Dataset items
○ ○ ○ ○ ○ ○ ○
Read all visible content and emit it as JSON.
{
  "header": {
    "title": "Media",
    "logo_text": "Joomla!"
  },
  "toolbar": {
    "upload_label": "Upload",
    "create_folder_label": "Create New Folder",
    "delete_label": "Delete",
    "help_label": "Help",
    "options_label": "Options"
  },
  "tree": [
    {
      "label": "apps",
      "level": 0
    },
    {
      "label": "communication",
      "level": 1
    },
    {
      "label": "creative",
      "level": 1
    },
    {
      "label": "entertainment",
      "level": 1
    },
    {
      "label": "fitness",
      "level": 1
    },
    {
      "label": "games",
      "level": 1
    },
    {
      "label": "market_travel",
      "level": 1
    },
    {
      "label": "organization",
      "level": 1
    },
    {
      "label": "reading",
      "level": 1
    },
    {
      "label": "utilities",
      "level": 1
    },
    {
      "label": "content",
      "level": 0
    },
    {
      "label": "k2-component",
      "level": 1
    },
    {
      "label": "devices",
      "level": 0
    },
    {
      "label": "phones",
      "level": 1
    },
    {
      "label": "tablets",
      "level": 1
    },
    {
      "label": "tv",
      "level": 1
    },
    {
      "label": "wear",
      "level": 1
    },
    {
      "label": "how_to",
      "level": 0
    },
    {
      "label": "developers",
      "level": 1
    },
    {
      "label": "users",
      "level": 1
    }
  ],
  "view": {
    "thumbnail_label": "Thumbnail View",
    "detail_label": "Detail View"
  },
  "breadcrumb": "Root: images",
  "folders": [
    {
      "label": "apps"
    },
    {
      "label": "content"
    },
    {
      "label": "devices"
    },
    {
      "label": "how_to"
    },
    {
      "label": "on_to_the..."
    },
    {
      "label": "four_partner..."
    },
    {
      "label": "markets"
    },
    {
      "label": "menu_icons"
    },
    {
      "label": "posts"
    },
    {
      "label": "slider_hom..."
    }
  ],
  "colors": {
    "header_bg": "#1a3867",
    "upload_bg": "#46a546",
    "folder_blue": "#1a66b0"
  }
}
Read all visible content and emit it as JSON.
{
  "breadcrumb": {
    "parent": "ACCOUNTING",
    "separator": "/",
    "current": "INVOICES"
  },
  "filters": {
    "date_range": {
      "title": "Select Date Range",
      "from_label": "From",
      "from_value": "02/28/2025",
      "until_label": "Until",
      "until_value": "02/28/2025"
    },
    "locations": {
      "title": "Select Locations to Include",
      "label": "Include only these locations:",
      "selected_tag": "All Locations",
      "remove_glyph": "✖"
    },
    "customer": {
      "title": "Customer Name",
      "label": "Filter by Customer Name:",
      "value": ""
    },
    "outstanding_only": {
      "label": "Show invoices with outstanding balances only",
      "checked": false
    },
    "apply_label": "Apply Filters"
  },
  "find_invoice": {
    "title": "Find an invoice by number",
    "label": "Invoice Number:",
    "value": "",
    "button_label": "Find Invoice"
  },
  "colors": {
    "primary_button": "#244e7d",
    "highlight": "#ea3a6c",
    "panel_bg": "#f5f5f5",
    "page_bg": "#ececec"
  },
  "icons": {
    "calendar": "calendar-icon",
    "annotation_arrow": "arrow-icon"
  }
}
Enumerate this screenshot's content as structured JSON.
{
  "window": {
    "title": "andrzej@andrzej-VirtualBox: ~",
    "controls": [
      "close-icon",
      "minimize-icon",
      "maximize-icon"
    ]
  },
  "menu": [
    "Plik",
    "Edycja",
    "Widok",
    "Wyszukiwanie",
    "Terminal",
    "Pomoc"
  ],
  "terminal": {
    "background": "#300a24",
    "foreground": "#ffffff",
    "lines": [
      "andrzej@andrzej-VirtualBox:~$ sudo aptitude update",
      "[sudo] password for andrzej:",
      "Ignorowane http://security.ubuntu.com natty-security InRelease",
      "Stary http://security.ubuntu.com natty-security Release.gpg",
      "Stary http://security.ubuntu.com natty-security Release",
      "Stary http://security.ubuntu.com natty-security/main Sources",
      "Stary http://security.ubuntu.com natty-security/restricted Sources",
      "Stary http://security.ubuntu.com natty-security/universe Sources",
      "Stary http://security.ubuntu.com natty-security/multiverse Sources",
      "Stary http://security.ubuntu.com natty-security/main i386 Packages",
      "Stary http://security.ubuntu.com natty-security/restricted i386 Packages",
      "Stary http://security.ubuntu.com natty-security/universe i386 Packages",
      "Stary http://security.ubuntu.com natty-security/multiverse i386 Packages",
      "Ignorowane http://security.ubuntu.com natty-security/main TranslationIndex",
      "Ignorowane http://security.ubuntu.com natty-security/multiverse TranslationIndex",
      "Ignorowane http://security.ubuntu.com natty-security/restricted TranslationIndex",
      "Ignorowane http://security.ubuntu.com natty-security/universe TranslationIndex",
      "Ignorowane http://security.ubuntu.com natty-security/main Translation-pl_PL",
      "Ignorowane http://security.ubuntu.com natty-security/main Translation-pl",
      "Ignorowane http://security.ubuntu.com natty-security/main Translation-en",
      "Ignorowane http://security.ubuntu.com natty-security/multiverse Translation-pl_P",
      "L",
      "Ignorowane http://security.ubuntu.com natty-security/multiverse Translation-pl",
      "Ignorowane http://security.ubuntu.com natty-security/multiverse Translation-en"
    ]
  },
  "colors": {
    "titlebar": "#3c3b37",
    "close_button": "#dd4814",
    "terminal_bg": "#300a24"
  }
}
○ ○ ○ ○ ○ ○ ○
Work to do:
Return every line exactly.

Answer for this exercise:
Read all visible content and emit it as JSON.
{
  "header": {
    "title": "Media",
    "logo_text": "Joomla!"
  },
  "toolbar": {
    "upload_label": "Upload",
    "create_folder_label": "Create New Folder",
    "delete_label": "Delete",
    "help_label": "Help",
    "options_label": "Options"
  },
  "tree": [
    {
      "label": "apps",
      "level": 0
    },
    {
      "label": "communication",
      "level": 1
    },
    {
      "label": "creative",
      "level": 1
    },
    {
      "label": "entertainment",
      "level": 1
    },
    {
      "label": "fitness",
      "level": 1
    },
    {
      "label": "games",
      "level": 1
    },
    {
      "label": "market_travel",
      "level": 1
    },
    {
      "label": "organization",
      "level": 1
    },
    {
      "label": "reading",
      "level": 1
    },
    {
      "label": "utilities",
      "level": 1
    },
    {
      "label": "content",
      "level": 0
    },
    {
      "label": "k2-component",
      "level": 1
    },
    {
      "label": "devices",
      "level": 0
    },
    {
      "label": "phones",
      "level": 1
    },
    {
      "label": "tablets",
      "level": 1
    },
    {
      "label": "tv",
      "level": 1
    },
    {
      "label": "wear",
      "level": 1
    },
    {
      "label": "how_to",
      "level": 0
    },
    {
      "label": "developers",
      "level": 1
    },
    {
      "label": "users",
      "level": 1
    }
  ],
  "view": {
    "thumbnail_label": "Thumbnail View",
    "detail_label": "Detail View"
  },
  "breadcrumb": "Root: images",
  "folders": [
    {
      "label": "apps"
    },
    {
      "label": "content"
    },
    {
      "label": "devices"
    },
    {
      "label": "how_to"
    },
    {
      "label": "on_to_the..."
    },
    {
      "label": "four_partner..."
    },
    {
      "label": "markets"
    },
    {
      "label": "menu_icons"
    },
    {
      "label": "posts"
    },
    {
      "label": "slider_hom..."
    }
  ],
  "colors": {
    "header_bg": "#1a3867",
    "upload_bg": "#46a546",
    "folder_blue": "#1a66b0"
  }
}
Read all visible content and emit it as JSON.
{
  "breadcrumb": {
    "parent": "ACCOUNTING",
    "separator": "/",
    "current": "INVOICES"
  },
  "filters": {
    "date_range": {
      "title": "Select Date Range",
      "from_label": "From",
      "from_value": "02/28/2025",
      "until_label": "Until",
      "until_value": "02/28/2025"
    },
    "locations": {
      "title": "Select Locations to Include",
      "label": "Include only these locations:",
      "selected_tag": "All Locations",
      "remove_glyph": "✖"
    },
    "customer": {
      "title": "Customer Name",
      "label": "Filter by Customer Name:",
      "value": ""
    },
    "outstanding_only": {
      "label": "Show invoices with outstanding balances only",
      "checked": false
    },
    "apply_label": "Apply Filters"
  },
  "find_invoice": {
    "title": "Find an invoice by number",
    "label": "Invoice Number:",
    "value": "",
    "button_label": "Find Invoice"
  },
  "colors": {
    "primary_button": "#244e7d",
    "highlight": "#ea3a6c",
    "panel_bg": "#f5f5f5",
    "page_bg": "#ececec"
  },
  "icons": {
    "calendar": "calendar-icon",
    "annotation_arrow": "arrow-icon"
  }
}
Enumerate this screenshot's content as structured JSON.
{
  "window": {
    "title": "andrzej@andrzej-VirtualBox: ~",
    "controls": [
      "close-icon",
      "minimize-icon",
      "maximize-icon"
    ]
  },
  "menu": [
    "Plik",
    "Edycja",
    "Widok",
    "Wyszukiwanie",
    "Terminal",
    "Pomoc"
  ],
  "terminal": {
    "background": "#300a24",
    "foreground": "#ffffff",
    "lines": [
      "andrzej@andrzej-VirtualBox:~$ sudo aptitude update",
      "[sudo] password for andrzej:",
      "Ignorowane http://security.ubuntu.com natty-security InRelease",
      "Stary http://security.ubuntu.com natty-security Release.gpg",
      "Stary http://security.ubuntu.com natty-security Release",
      "Stary http://security.ubuntu.com natty-security/main Sources",
      "Stary http://security.ubuntu.com natty-security/restricted Sources",
      "Stary http://security.ubuntu.com natty-security/universe Sources",
      "Stary http://security.ubuntu.com natty-security/multiverse Sources",
      "Stary http://security.ubuntu.com natty-security/main i386 Packages",
      "Stary http://security.ubuntu.com natty-security/restricted i386 Packages",
      "Stary http://security.ubuntu.com natty-security/universe i386 Packages",
      "Stary http://security.ubuntu.com natty-security/multiverse i386 Packages",
      "Ignorowane http://security.ubuntu.com natty-security/main TranslationIndex",
      "Ignorowane http://security.ubuntu.com natty-security/multiverse TranslationIndex",
      "Ignorowane http://security.ubuntu.com natty-security/restricted TranslationIndex",
      "Ignorowane http://security.ubuntu.com natty-security/universe TranslationIndex",
      "Ignorowane http://security.ubuntu.com natty-security/main Translation-pl_PL",
      "Ignorowane http://security.ubuntu.com natty-security/main Translation-pl",
      "Ignorowane http://security.ubuntu.com natty-security/main Translation-en",
      "Ignorowane http://security.ubuntu.com natty-security/multiverse Translation-pl_P",
      "L",
      "Ignorowane http://security.ubuntu.com natty-security/multiverse Translation-pl",
      "Ignorowane http://security.ubuntu.com natty-security/multiverse Translation-en"
    ]
  },
  "colors": {
    "titlebar": "#3c3b37",
    "close_button": "#dd4814",
    "terminal_bg": "#300a24"
  }
}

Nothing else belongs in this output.